§ OBJECTIVE: Reproduce the listing below in full and without alteration, apart from its pictures.

===

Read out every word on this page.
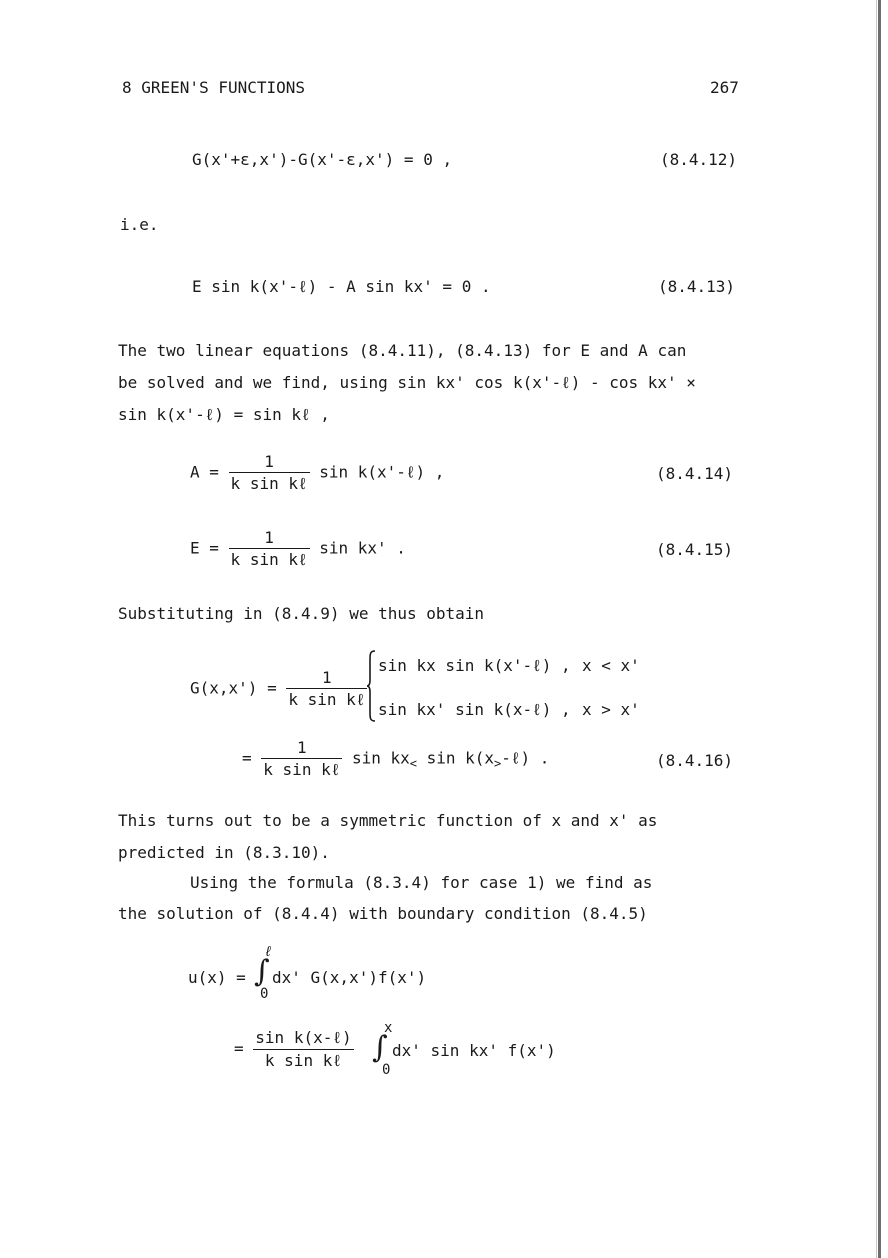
8 GREEN'S FUNCTIONS	267
G(x'+ε,x')-G(x'-ε,x') = 0 ,	(8.4.12)
i.e.
E sin k(x'-ℓ) - A sin kx' = 0 .	(8.4.13)
The two linear equations (8.4.11), (8.4.13) for E and A can
be solved and we find, using sin kx' cos k(x'-ℓ) - cos kx' ×
sin k(x'-ℓ) = sin kℓ ,
$A = \frac{1}{\text{k sin kℓ}}$ sin k(x'-ℓ) ,	(8.4.14)
$E = \frac{1}{\text{k sin kℓ}}$ sin kx' .	(8.4.15)
Substituting in (8.4.9) we thus obtain
$G(x,x') = \frac{1}{\text{k sin kℓ}}$
sin kx sin k(x'-ℓ) , x < x'
sin kx' sin k(x-ℓ) , x > x'
= $\frac{1}{\text{k sin kℓ}}$ $\sin kx_<$ $\sin k(x_>-\ell)$ .	(8.4.16)
This turns out to be a symmetric function of x and x' as
predicted in (8.3.10).
Using the formula (8.3.4) for case 1) we find as
the solution of (8.4.4) with boundary condition (8.4.5)
u(x) = ∫
ℓ
0
dx' G(x,x')f(x')
= $\frac{\text{sin k(x-ℓ)}}{\text{k sin kℓ}}$ ∫
x
0
dx' sin kx' f(x')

===

§ RESPONSE TO THE EXERCISE:
Read out every word on this page.
8 GREEN'S FUNCTIONS	267
G(x'+ε,x')-G(x'-ε,x') = 0 ,	(8.4.12)
i.e.
E sin k(x'-ℓ) - A sin kx' = 0 .	(8.4.13)
The two linear equations (8.4.11), (8.4.13) for E and A can
be solved and we find, using sin kx' cos k(x'-ℓ) - cos kx' ×
sin k(x'-ℓ) = sin kℓ ,
$A = \frac{1}{\text{k sin kℓ}}$ sin k(x'-ℓ) ,	(8.4.14)
$E = \frac{1}{\text{k sin kℓ}}$ sin kx' .	(8.4.15)
Substituting in (8.4.9) we thus obtain
$G(x,x') = \frac{1}{\text{k sin kℓ}}$
sin kx sin k(x'-ℓ) , x < x'
sin kx' sin k(x-ℓ) , x > x'
= $\frac{1}{\text{k sin kℓ}}$ $\sin kx_<$ $\sin k(x_>-\ell)$ .	(8.4.16)
This turns out to be a symmetric function of x and x' as
predicted in (8.3.10).
Using the formula (8.3.4) for case 1) we find as
the solution of (8.4.4) with boundary condition (8.4.5)
u(x) = ∫
ℓ
0
dx' G(x,x')f(x')
= $\frac{\text{sin k(x-ℓ)}}{\text{k sin kℓ}}$ ∫
x
0
dx' sin kx' f(x')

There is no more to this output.